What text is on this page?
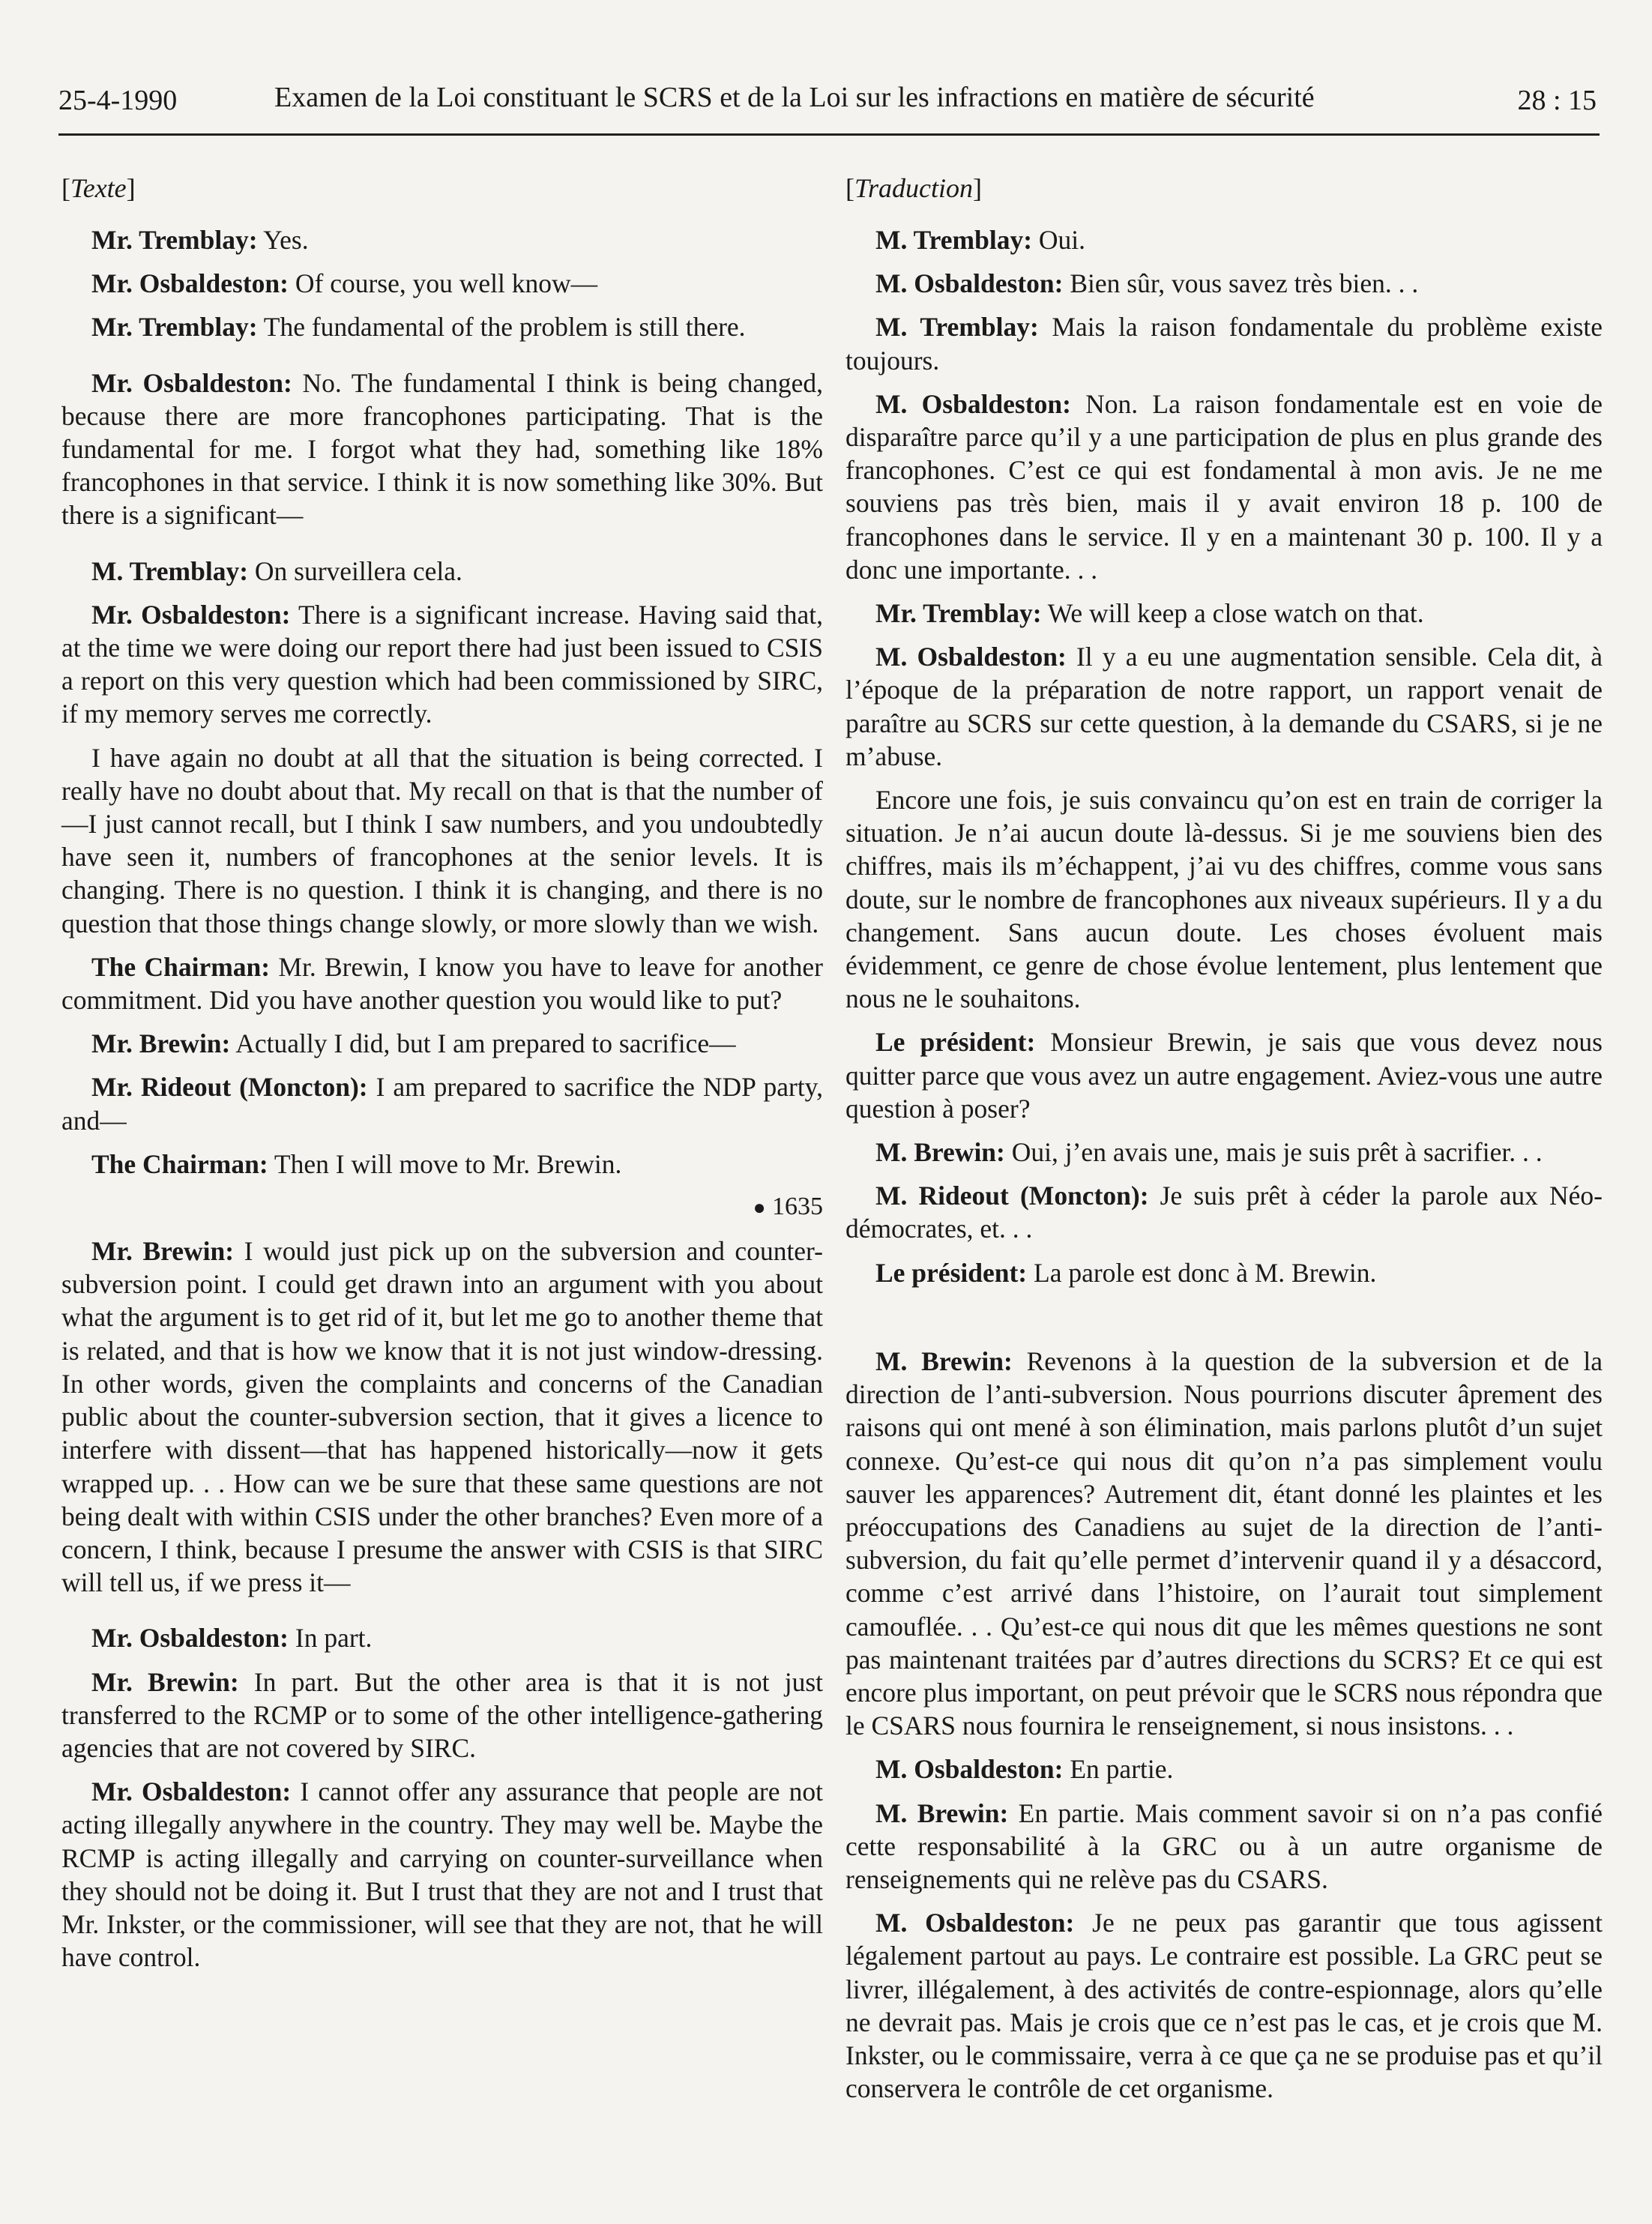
25-4-1990	Examen de la Loi constituant le SCRS et de la Loi sur les infractions en matière de sécurité	28 : 15
[Texte]

Mr. Tremblay: Yes.

Mr. Osbaldeston: Of course, you well know—

Mr. Tremblay: The fundamental of the problem is still there.

Mr. Osbaldeston: No. The fundamental I think is being changed, because there are more francophones participating. That is the fundamental for me. I forgot what they had, something like 18% francophones in that service. I think it is now something like 30%. But there is a significant—

M. Tremblay: On surveillera cela.

Mr. Osbaldeston: There is a significant increase. Having said that, at the time we were doing our report there had just been issued to CSIS a report on this very question which had been commissioned by SIRC, if my memory serves me correctly.

I have again no doubt at all that the situation is being corrected. I really have no doubt about that. My recall on that is that the number of—I just cannot recall, but I think I saw numbers, and you undoubtedly have seen it, numbers of francophones at the senior levels. It is changing. There is no question. I think it is changing, and there is no question that those things change slowly, or more slowly than we wish.

The Chairman: Mr. Brewin, I know you have to leave for another commitment. Did you have another question you would like to put?

Mr. Brewin: Actually I did, but I am prepared to sacrifice—

Mr. Rideout (Moncton): I am prepared to sacrifice the NDP party, and—

The Chairman: Then I will move to Mr. Brewin.

● 1635

Mr. Brewin: I would just pick up on the subversion and counter-subversion point. I could get drawn into an argument with you about what the argument is to get rid of it, but let me go to another theme that is related, and that is how we know that it is not just window-dressing. In other words, given the complaints and concerns of the Canadian public about the counter-subversion section, that it gives a licence to interfere with dissent—that has happened historically—now it gets wrapped up. . . How can we be sure that these same questions are not being dealt with within CSIS under the other branches? Even more of a concern, I think, because I presume the answer with CSIS is that SIRC will tell us, if we press it—

Mr. Osbaldeston: In part.

Mr. Brewin: In part. But the other area is that it is not just transferred to the RCMP or to some of the other intelligence-gathering agencies that are not covered by SIRC.

Mr. Osbaldeston: I cannot offer any assurance that people are not acting illegally anywhere in the country. They may well be. Maybe the RCMP is acting illegally and carrying on counter-surveillance when they should not be doing it. But I trust that they are not and I trust that Mr. Inkster, or the commissioner, will see that they are not, that he will have control.

[Traduction]

M. Tremblay: Oui.

M. Osbaldeston: Bien sûr, vous savez très bien. . .

M. Tremblay: Mais la raison fondamentale du problème existe toujours.

M. Osbaldeston: Non. La raison fondamentale est en voie de disparaître parce qu’il y a une participation de plus en plus grande des francophones. C’est ce qui est fondamental à mon avis. Je ne me souviens pas très bien, mais il y avait environ 18 p. 100 de francophones dans le service. Il y en a maintenant 30 p. 100. Il y a donc une importante. . .

Mr. Tremblay: We will keep a close watch on that.

M. Osbaldeston: Il y a eu une augmentation sensible. Cela dit, à l’époque de la préparation de notre rapport, un rapport venait de paraître au SCRS sur cette question, à la demande du CSARS, si je ne m’abuse.

Encore une fois, je suis convaincu qu’on est en train de corriger la situation. Je n’ai aucun doute là-dessus. Si je me souviens bien des chiffres, mais ils m’échappent, j’ai vu des chiffres, comme vous sans doute, sur le nombre de francophones aux niveaux supérieurs. Il y a du changement. Sans aucun doute. Les choses évoluent mais évidemment, ce genre de chose évolue lentement, plus lentement que nous ne le souhaitons.

Le président: Monsieur Brewin, je sais que vous devez nous quitter parce que vous avez un autre engagement. Aviez-vous une autre question à poser?

M. Brewin: Oui, j’en avais une, mais je suis prêt à sacrifier. . .

M. Rideout (Moncton): Je suis prêt à céder la parole aux Néo-démocrates, et. . .

Le président: La parole est donc à M. Brewin.

M. Brewin: Revenons à la question de la subversion et de la direction de l’anti-subversion. Nous pourrions discuter âprement des raisons qui ont mené à son élimination, mais parlons plutôt d’un sujet connexe. Qu’est-ce qui nous dit qu’on n’a pas simplement voulu sauver les apparences? Autrement dit, étant donné les plaintes et les préoccupations des Canadiens au sujet de la direction de l’anti-subversion, du fait qu’elle permet d’intervenir quand il y a désaccord, comme c’est arrivé dans l’histoire, on l’aurait tout simplement camouflée. . . Qu’est-ce qui nous dit que les mêmes questions ne sont pas maintenant traitées par d’autres directions du SCRS? Et ce qui est encore plus important, on peut prévoir que le SCRS nous répondra que le CSARS nous fournira le renseignement, si nous insistons. . .

M. Osbaldeston: En partie.

M. Brewin: En partie. Mais comment savoir si on n’a pas confié cette responsabilité à la GRC ou à un autre organisme de renseignements qui ne relève pas du CSARS.

M. Osbaldeston: Je ne peux pas garantir que tous agissent légalement partout au pays. Le contraire est possible. La GRC peut se livrer, illégalement, à des activités de contre-espionnage, alors qu’elle ne devrait pas. Mais je crois que ce n’est pas le cas, et je crois que M. Inkster, ou le commissaire, verra à ce que ça ne se produise pas et qu’il conservera le contrôle de cet organisme.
══════
▶ _TASK DETAILS_
Reproduce all of the data exactly, omitting each picture it holds.

▶ _RESPONSE TO THE TASK_
What text is on this page?
25-4-1990	Examen de la Loi constituant le SCRS et de la Loi sur les infractions en matière de sécurité	28 : 15
[Texte]

Mr. Tremblay: Yes.

Mr. Osbaldeston: Of course, you well know—

Mr. Tremblay: The fundamental of the problem is still there.

Mr. Osbaldeston: No. The fundamental I think is being changed, because there are more francophones participating. That is the fundamental for me. I forgot what they had, something like 18% francophones in that service. I think it is now something like 30%. But there is a significant—

M. Tremblay: On surveillera cela.

Mr. Osbaldeston: There is a significant increase. Having said that, at the time we were doing our report there had just been issued to CSIS a report on this very question which had been commissioned by SIRC, if my memory serves me correctly.

I have again no doubt at all that the situation is being corrected. I really have no doubt about that. My recall on that is that the number of—I just cannot recall, but I think I saw numbers, and you undoubtedly have seen it, numbers of francophones at the senior levels. It is changing. There is no question. I think it is changing, and there is no question that those things change slowly, or more slowly than we wish.

The Chairman: Mr. Brewin, I know you have to leave for another commitment. Did you have another question you would like to put?

Mr. Brewin: Actually I did, but I am prepared to sacrifice—

Mr. Rideout (Moncton): I am prepared to sacrifice the NDP party, and—

The Chairman: Then I will move to Mr. Brewin.

● 1635

Mr. Brewin: I would just pick up on the subversion and counter-subversion point. I could get drawn into an argument with you about what the argument is to get rid of it, but let me go to another theme that is related, and that is how we know that it is not just window-dressing. In other words, given the complaints and concerns of the Canadian public about the counter-subversion section, that it gives a licence to interfere with dissent—that has happened historically—now it gets wrapped up. . . How can we be sure that these same questions are not being dealt with within CSIS under the other branches? Even more of a concern, I think, because I presume the answer with CSIS is that SIRC will tell us, if we press it—

Mr. Osbaldeston: In part.

Mr. Brewin: In part. But the other area is that it is not just transferred to the RCMP or to some of the other intelligence-gathering agencies that are not covered by SIRC.

Mr. Osbaldeston: I cannot offer any assurance that people are not acting illegally anywhere in the country. They may well be. Maybe the RCMP is acting illegally and carrying on counter-surveillance when they should not be doing it. But I trust that they are not and I trust that Mr. Inkster, or the commissioner, will see that they are not, that he will have control.

[Traduction]

M. Tremblay: Oui.

M. Osbaldeston: Bien sûr, vous savez très bien. . .

M. Tremblay: Mais la raison fondamentale du problème existe toujours.

M. Osbaldeston: Non. La raison fondamentale est en voie de disparaître parce qu’il y a une participation de plus en plus grande des francophones. C’est ce qui est fondamental à mon avis. Je ne me souviens pas très bien, mais il y avait environ 18 p. 100 de francophones dans le service. Il y en a maintenant 30 p. 100. Il y a donc une importante. . .

Mr. Tremblay: We will keep a close watch on that.

M. Osbaldeston: Il y a eu une augmentation sensible. Cela dit, à l’époque de la préparation de notre rapport, un rapport venait de paraître au SCRS sur cette question, à la demande du CSARS, si je ne m’abuse.

Encore une fois, je suis convaincu qu’on est en train de corriger la situation. Je n’ai aucun doute là-dessus. Si je me souviens bien des chiffres, mais ils m’échappent, j’ai vu des chiffres, comme vous sans doute, sur le nombre de francophones aux niveaux supérieurs. Il y a du changement. Sans aucun doute. Les choses évoluent mais évidemment, ce genre de chose évolue lentement, plus lentement que nous ne le souhaitons.

Le président: Monsieur Brewin, je sais que vous devez nous quitter parce que vous avez un autre engagement. Aviez-vous une autre question à poser?

M. Brewin: Oui, j’en avais une, mais je suis prêt à sacrifier. . .

M. Rideout (Moncton): Je suis prêt à céder la parole aux Néo-démocrates, et. . .

Le président: La parole est donc à M. Brewin.

M. Brewin: Revenons à la question de la subversion et de la direction de l’anti-subversion. Nous pourrions discuter âprement des raisons qui ont mené à son élimination, mais parlons plutôt d’un sujet connexe. Qu’est-ce qui nous dit qu’on n’a pas simplement voulu sauver les apparences? Autrement dit, étant donné les plaintes et les préoccupations des Canadiens au sujet de la direction de l’anti-subversion, du fait qu’elle permet d’intervenir quand il y a désaccord, comme c’est arrivé dans l’histoire, on l’aurait tout simplement camouflée. . . Qu’est-ce qui nous dit que les mêmes questions ne sont pas maintenant traitées par d’autres directions du SCRS? Et ce qui est encore plus important, on peut prévoir que le SCRS nous répondra que le CSARS nous fournira le renseignement, si nous insistons. . .

M. Osbaldeston: En partie.

M. Brewin: En partie. Mais comment savoir si on n’a pas confié cette responsabilité à la GRC ou à un autre organisme de renseignements qui ne relève pas du CSARS.

M. Osbaldeston: Je ne peux pas garantir que tous agissent légalement partout au pays. Le contraire est possible. La GRC peut se livrer, illégalement, à des activités de contre-espionnage, alors qu’elle ne devrait pas. Mais je crois que ce n’est pas le cas, et je crois que M. Inkster, ou le commissaire, verra à ce que ça ne se produise pas et qu’il conservera le contrôle de cet organisme.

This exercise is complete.